§ Stated problem
Find the line containing "Transcribe this image's". Retype it and every line after it through the end of the entries, exactly as written, with nothing added.

[Figure data in JSON]
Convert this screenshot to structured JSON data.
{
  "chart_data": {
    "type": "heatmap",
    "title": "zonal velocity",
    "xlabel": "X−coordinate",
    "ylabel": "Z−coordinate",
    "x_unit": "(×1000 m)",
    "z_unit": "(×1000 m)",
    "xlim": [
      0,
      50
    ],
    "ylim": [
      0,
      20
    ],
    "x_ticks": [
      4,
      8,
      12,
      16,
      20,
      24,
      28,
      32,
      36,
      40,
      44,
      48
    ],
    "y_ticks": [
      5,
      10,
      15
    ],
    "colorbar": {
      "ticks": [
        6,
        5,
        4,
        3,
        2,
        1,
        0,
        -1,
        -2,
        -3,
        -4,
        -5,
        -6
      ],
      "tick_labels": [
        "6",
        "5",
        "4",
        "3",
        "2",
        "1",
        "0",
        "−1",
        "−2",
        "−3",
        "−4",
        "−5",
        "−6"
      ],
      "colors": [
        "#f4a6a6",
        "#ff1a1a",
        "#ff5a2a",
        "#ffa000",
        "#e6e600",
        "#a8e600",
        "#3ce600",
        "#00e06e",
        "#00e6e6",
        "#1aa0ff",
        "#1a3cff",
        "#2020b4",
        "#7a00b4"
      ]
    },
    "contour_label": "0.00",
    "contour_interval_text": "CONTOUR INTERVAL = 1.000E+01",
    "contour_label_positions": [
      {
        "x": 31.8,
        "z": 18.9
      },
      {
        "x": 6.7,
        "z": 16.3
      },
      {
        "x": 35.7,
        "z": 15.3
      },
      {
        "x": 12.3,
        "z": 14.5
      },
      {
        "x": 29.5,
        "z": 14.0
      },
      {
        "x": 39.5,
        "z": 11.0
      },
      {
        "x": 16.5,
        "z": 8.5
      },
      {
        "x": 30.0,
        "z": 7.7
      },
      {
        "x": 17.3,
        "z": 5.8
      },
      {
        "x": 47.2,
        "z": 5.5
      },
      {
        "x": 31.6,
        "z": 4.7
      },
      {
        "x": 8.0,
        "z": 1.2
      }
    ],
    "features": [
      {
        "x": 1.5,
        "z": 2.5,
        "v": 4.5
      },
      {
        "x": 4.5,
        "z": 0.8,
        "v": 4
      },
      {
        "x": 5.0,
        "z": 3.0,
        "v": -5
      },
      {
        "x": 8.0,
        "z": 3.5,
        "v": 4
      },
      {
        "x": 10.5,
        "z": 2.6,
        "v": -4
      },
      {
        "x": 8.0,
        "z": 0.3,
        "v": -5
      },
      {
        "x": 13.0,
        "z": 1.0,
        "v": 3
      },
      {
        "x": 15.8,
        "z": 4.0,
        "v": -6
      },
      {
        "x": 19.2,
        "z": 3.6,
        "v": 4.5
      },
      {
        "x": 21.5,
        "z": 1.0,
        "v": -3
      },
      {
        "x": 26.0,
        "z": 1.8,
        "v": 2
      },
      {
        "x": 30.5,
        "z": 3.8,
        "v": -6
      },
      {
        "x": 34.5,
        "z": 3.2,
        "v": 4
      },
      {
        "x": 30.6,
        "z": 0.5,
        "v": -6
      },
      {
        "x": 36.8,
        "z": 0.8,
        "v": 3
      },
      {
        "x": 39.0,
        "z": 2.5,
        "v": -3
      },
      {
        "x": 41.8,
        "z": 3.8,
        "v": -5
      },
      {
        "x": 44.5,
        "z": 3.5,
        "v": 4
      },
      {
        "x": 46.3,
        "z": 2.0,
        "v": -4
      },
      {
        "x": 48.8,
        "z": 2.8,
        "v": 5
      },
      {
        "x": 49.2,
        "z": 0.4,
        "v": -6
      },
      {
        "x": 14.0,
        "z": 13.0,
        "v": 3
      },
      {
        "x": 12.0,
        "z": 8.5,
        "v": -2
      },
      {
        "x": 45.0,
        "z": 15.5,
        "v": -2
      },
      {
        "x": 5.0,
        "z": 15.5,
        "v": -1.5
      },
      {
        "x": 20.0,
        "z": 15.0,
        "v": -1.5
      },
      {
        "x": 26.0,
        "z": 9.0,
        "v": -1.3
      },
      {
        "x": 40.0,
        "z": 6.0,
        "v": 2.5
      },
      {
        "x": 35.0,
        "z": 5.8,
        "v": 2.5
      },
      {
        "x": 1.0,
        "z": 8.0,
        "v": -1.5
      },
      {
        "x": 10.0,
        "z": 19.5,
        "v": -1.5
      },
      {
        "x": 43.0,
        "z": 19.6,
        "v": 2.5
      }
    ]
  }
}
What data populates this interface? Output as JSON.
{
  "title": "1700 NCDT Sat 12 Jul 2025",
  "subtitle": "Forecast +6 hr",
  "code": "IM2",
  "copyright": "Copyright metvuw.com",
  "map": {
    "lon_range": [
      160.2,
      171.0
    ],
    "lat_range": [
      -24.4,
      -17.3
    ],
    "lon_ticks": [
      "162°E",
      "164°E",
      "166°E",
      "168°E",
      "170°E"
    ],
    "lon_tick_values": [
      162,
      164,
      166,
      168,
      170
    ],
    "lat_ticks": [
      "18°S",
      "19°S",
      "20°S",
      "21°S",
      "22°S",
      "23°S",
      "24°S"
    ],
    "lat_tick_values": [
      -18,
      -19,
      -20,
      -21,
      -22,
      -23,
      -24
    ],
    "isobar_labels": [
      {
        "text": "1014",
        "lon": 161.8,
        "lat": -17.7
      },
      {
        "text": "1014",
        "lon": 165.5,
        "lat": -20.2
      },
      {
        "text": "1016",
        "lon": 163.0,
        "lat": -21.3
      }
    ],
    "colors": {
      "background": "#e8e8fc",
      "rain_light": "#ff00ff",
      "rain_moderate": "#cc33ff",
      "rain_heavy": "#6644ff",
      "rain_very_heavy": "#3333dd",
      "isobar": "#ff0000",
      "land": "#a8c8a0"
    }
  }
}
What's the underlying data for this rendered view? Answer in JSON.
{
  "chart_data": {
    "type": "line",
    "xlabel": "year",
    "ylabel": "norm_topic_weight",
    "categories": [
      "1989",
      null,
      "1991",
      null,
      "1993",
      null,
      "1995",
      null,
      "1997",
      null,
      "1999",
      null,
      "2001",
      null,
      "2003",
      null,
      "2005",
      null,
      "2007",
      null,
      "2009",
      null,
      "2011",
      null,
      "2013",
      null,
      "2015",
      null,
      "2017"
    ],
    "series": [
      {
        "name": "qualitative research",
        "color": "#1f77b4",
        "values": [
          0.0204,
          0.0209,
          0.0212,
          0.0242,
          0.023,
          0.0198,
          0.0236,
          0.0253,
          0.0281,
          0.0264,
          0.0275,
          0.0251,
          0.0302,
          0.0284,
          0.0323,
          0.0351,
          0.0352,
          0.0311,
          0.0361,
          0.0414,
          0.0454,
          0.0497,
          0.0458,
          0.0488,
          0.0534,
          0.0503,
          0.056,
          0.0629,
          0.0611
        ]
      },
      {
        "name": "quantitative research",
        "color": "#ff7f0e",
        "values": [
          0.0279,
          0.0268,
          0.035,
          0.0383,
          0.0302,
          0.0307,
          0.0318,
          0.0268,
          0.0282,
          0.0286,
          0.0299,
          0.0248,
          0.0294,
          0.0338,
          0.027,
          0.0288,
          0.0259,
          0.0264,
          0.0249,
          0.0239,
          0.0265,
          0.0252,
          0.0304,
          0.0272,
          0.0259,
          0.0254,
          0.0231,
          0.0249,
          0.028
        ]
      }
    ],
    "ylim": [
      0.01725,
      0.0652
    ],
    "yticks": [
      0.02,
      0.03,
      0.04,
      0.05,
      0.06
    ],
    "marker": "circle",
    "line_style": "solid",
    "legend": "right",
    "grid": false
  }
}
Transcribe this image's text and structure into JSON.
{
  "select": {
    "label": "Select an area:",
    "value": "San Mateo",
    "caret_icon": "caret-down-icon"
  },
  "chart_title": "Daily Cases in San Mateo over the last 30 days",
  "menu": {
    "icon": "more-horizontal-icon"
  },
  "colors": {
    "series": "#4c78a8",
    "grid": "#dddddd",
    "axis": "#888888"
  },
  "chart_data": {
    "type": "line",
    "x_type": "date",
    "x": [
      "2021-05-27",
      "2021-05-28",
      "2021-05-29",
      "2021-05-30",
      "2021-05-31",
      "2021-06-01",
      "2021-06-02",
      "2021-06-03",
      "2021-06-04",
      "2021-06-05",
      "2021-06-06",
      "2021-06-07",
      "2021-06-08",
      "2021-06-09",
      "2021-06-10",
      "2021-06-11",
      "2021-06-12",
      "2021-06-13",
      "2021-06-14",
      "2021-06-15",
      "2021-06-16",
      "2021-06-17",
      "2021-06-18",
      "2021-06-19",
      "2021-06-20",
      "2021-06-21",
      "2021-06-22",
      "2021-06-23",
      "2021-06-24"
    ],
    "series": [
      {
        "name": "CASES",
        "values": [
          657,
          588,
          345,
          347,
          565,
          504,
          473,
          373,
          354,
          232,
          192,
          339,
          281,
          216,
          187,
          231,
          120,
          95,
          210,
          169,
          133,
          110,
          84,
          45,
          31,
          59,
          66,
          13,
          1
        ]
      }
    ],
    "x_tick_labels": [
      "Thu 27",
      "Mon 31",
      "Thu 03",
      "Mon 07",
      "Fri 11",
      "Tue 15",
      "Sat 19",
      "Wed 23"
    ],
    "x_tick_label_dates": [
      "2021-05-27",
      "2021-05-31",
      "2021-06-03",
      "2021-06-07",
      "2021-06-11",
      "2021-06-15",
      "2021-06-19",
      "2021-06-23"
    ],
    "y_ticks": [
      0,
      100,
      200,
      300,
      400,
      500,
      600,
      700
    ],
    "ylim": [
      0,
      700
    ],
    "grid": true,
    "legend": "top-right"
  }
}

§ Answer below
Transcribe this image's text and structure into JSON.
{
  "select": {
    "label": "Select an area:",
    "value": "San Mateo",
    "caret_icon": "caret-down-icon"
  },
  "chart_title": "Daily Cases in San Mateo over the last 30 days",
  "menu": {
    "icon": "more-horizontal-icon"
  },
  "colors": {
    "series": "#4c78a8",
    "grid": "#dddddd",
    "axis": "#888888"
  },
  "chart_data": {
    "type": "line",
    "x_type": "date",
    "x": [
      "2021-05-27",
      "2021-05-28",
      "2021-05-29",
      "2021-05-30",
      "2021-05-31",
      "2021-06-01",
      "2021-06-02",
      "2021-06-03",
      "2021-06-04",
      "2021-06-05",
      "2021-06-06",
      "2021-06-07",
      "2021-06-08",
      "2021-06-09",
      "2021-06-10",
      "2021-06-11",
      "2021-06-12",
      "2021-06-13",
      "2021-06-14",
      "2021-06-15",
      "2021-06-16",
      "2021-06-17",
      "2021-06-18",
      "2021-06-19",
      "2021-06-20",
      "2021-06-21",
      "2021-06-22",
      "2021-06-23",
      "2021-06-24"
    ],
    "series": [
      {
        "name": "CASES",
        "values": [
          657,
          588,
          345,
          347,
          565,
          504,
          473,
          373,
          354,
          232,
          192,
          339,
          281,
          216,
          187,
          231,
          120,
          95,
          210,
          169,
          133,
          110,
          84,
          45,
          31,
          59,
          66,
          13,
          1
        ]
      }
    ],
    "x_tick_labels": [
      "Thu 27",
      "Mon 31",
      "Thu 03",
      "Mon 07",
      "Fri 11",
      "Tue 15",
      "Sat 19",
      "Wed 23"
    ],
    "x_tick_label_dates": [
      "2021-05-27",
      "2021-05-31",
      "2021-06-03",
      "2021-06-07",
      "2021-06-11",
      "2021-06-15",
      "2021-06-19",
      "2021-06-23"
    ],
    "y_ticks": [
      0,
      100,
      200,
      300,
      400,
      500,
      600,
      700
    ],
    "ylim": [
      0,
      700
    ],
    "grid": true,
    "legend": "top-right"
  }
}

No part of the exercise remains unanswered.